● **TASK DETAILS**: Each entry below should be reproduced character for character.
== MATERIAL PROVIDED ==
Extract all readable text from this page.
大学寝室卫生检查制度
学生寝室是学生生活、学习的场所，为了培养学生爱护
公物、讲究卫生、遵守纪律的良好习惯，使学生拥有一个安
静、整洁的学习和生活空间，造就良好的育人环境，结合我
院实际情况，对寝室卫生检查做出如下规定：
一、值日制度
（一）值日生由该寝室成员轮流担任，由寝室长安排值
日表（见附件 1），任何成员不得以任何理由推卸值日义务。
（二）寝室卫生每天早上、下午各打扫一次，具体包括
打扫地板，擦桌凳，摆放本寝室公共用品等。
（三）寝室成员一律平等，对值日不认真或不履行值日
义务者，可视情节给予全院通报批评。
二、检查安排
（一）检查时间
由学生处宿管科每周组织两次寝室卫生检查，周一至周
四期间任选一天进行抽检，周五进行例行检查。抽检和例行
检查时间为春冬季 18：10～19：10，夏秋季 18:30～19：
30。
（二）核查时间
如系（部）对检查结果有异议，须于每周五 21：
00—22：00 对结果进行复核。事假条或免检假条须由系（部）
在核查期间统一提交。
===
● **ANSWER TO THE TASK**:
Extract all readable text from this page.
大学寝室卫生检查制度
学生寝室是学生生活、学习的场所，为了培养学生爱护
公物、讲究卫生、遵守纪律的良好习惯，使学生拥有一个安
静、整洁的学习和生活空间，造就良好的育人环境，结合我
院实际情况，对寝室卫生检查做出如下规定：
一、值日制度
（一）值日生由该寝室成员轮流担任，由寝室长安排值
日表（见附件 1），任何成员不得以任何理由推卸值日义务。
（二）寝室卫生每天早上、下午各打扫一次，具体包括
打扫地板，擦桌凳，摆放本寝室公共用品等。
（三）寝室成员一律平等，对值日不认真或不履行值日
义务者，可视情节给予全院通报批评。
二、检查安排
（一）检查时间
由学生处宿管科每周组织两次寝室卫生检查，周一至周
四期间任选一天进行抽检，周五进行例行检查。抽检和例行
检查时间为春冬季 18：10～19：10，夏秋季 18:30～19：
30。
（二）核查时间
如系（部）对检查结果有异议，须于每周五 21：
00—22：00 对结果进行复核。事假条或免检假条须由系（部）
在核查期间统一提交。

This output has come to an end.